Stated goal:
Report every line in the listing below where the string "Technologies" shows up.

[start]

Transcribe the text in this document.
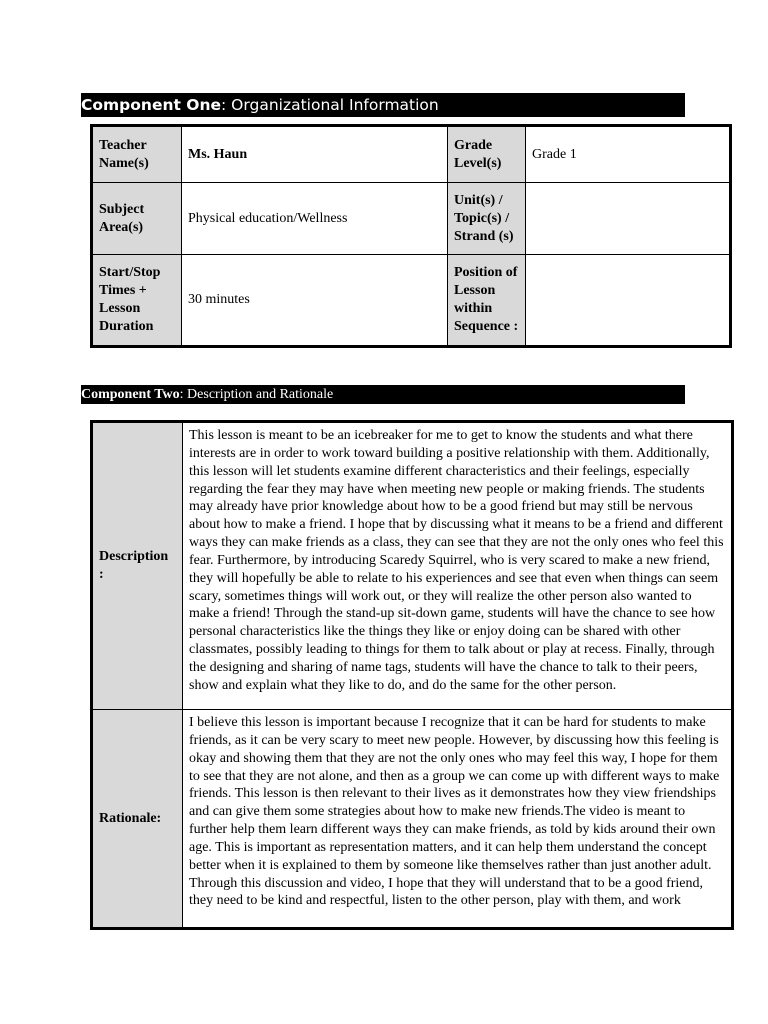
Component One: Organizational Information
Teacher Name(s)	Ms. Haun	Grade Level(s)	Grade 1
Subject Area(s)	Physical education/Wellness	Unit(s) / Topic(s) / Strand (s)	
Start/Stop Times + Lesson Duration	30 minutes	Position of Lesson within Sequence :	
Component Two: Description and Rationale
Description :	This lesson is meant to be an icebreaker for me to get to know the students and what there interests are in order to work toward building a positive relationship with them. Additionally, this lesson will let students examine different characteristics and their feelings, especially regarding the fear they may have when meeting new people or making friends. The students may already have prior knowledge about how to be a good friend but may still be nervous about how to make a friend. I hope that by discussing what it means to be a friend and different ways they can make friends as a class, they can see that they are not the only ones who feel this fear. Furthermore, by introducing Scaredy Squirrel, who is very scared to make a new friend, they will hopefully be able to relate to his experiences and see that even when things can seem scary, sometimes things will work out, or they will realize the other person also wanted to make a friend! Through the stand-up sit-down game, students will have the chance to see how personal characteristics like the things they like or enjoy doing can be shared with other classmates, possibly leading to things for them to talk about or play at recess. Finally, through the designing and sharing of name tags, students will have the chance to talk to their peers, show and explain what they like to do, and do the same for the other person.

Rationale:	I believe this lesson is important because I recognize that it can be hard for students to make friends, as it can be very scary to meet new people. However, by discussing how this feeling is okay and showing them that they are not the only ones who may feel this way, I hope for them to see that they are not alone, and then as a group we can come up with different ways to make friends. This lesson is then relevant to their lives as it demonstrates how they view friendships and can give them some strategies about how to make new friends.The video is meant to further help them learn different ways they can make friends, as told by kids around their own age. This is important as representation matters, and it can help them understand the concept better when it is explained to them by someone like themselves rather than just another adult. Through this discussion and video, I hope that they will understand that to be a good friend, they need to be kind and respectful, listen to the other person, play with them, and work
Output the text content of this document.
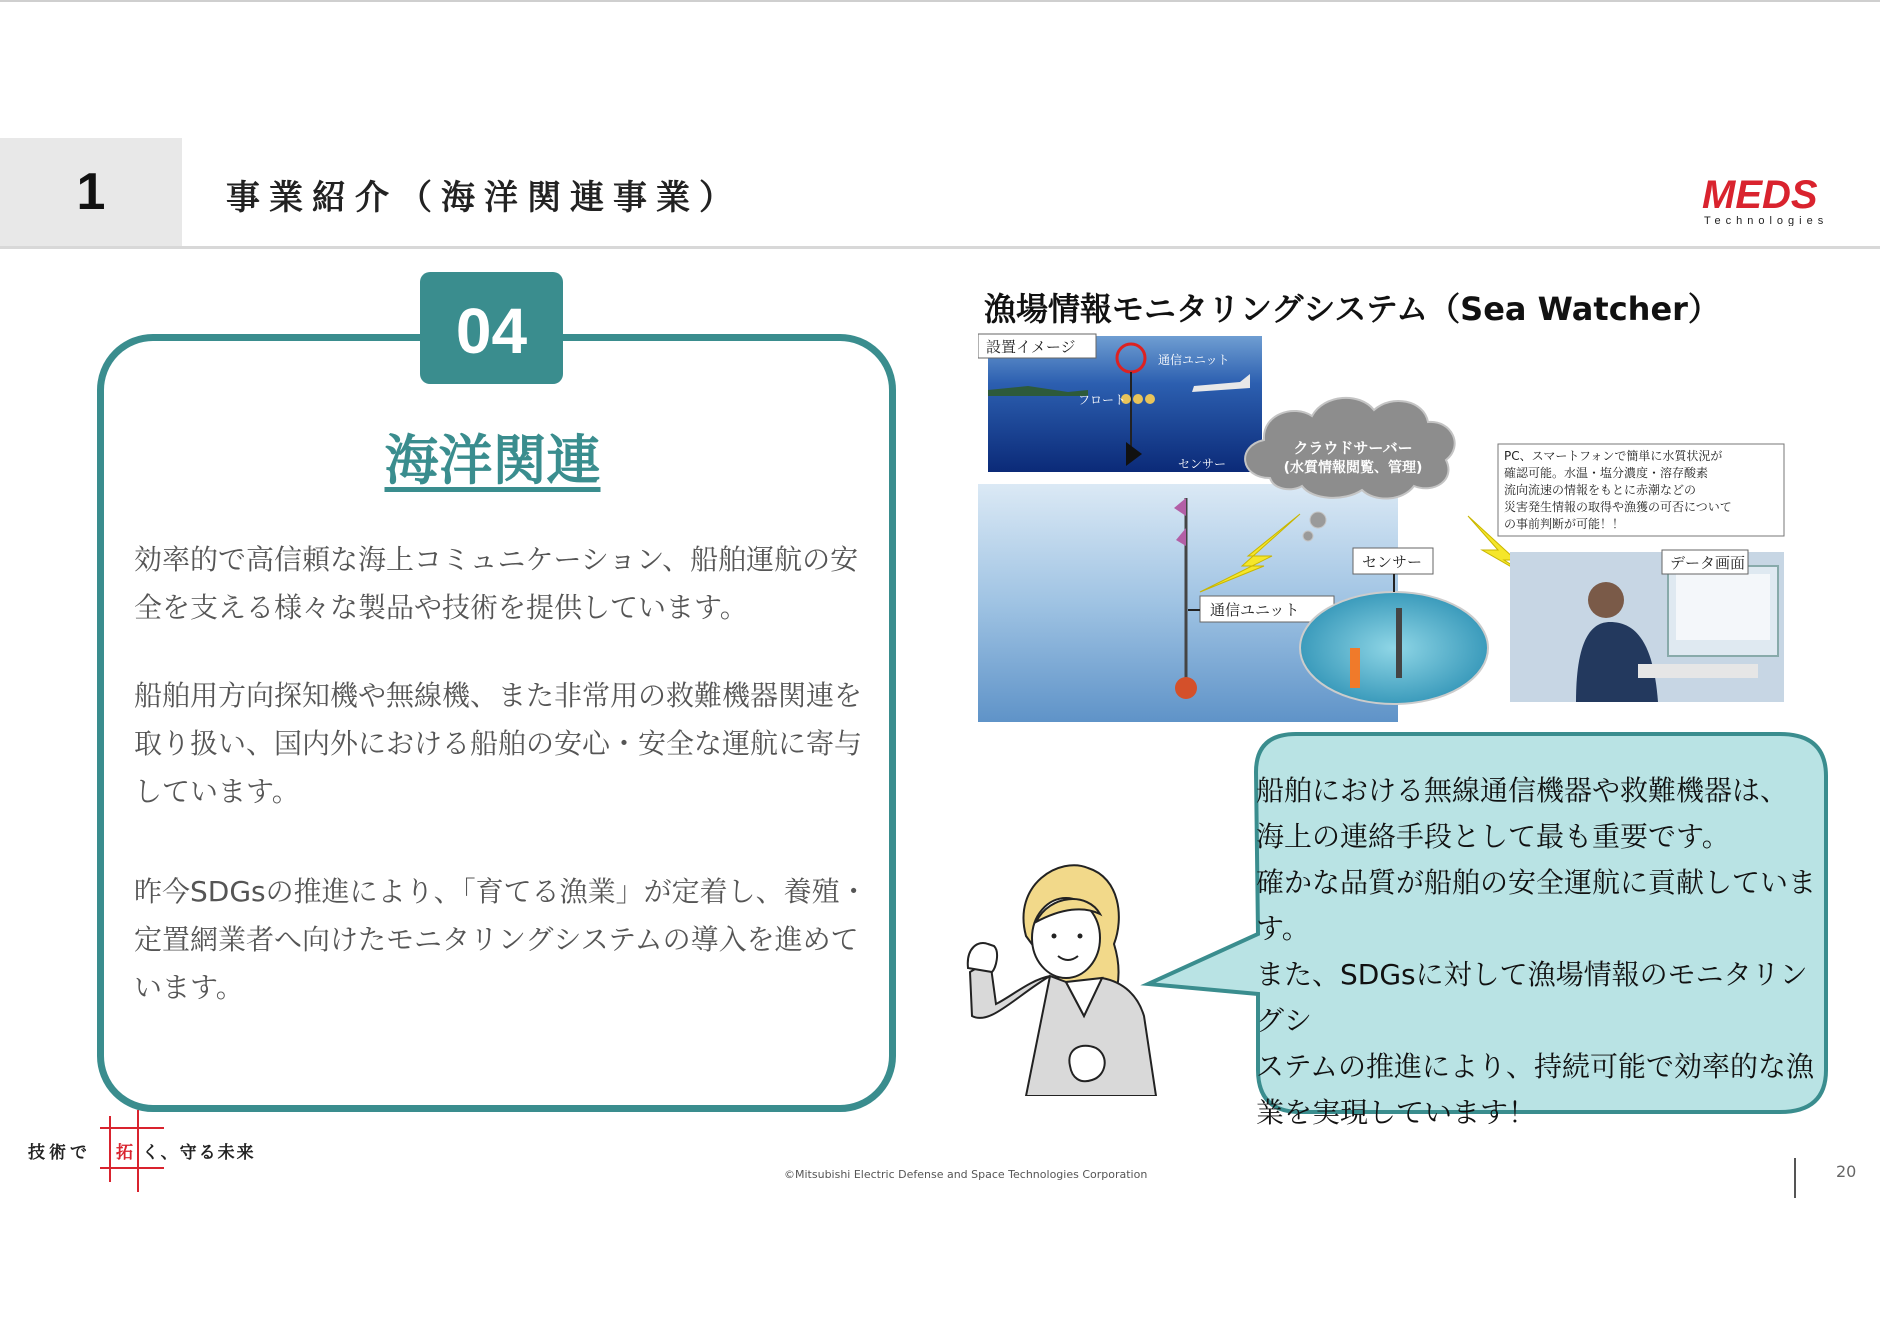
1	事業紹介（海洋関連事業）	MEDS
Technologies
04
海洋関連
効率的で高信頼な海上コミュニケーション、船舶運航の安全を支える様々な製品や技術を提供しています。
船舶用方向探知機や無線機、また非常用の救難機器関連を取り扱い、国内外における船舶の安心・安全な運航に寄与しています。
昨今SDGsの推進により、「育てる漁業」が定着し、養殖・定置網業者へ向けたモニタリングシステムの導入を進めています。
漁場情報モニタリングシステム（Sea Watcher）
設置イメージ
通信ユニット
フロート
センサー
通信ユニット
センサー
クラウドサーバー
(水質情報閲覧、管理)
PC、スマートフォンで簡単に水質状況が 確認可能。水温・塩分濃度・溶存酸素 流向流速の情報をもとに赤潮などの 災害発生情報の取得や漁獲の可否について の事前判断が可能！！
データ画面
船舶における無線通信機器や救難機器は、
海上の連絡手段として最も重要です。
確かな品質が船舶の安全運航に貢献していま
す。
また、SDGsに対して漁場情報のモニタリングシ
ステムの推進により、持続可能で効率的な漁
業を実現しています！
技術で 拓 く、守る未来
©Mitsubishi Electric Defense and Space Technologies Corporation	20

[end]

The answer:
Technologies
©Mitsubishi Electric Defense and Space Technologies Corporation	20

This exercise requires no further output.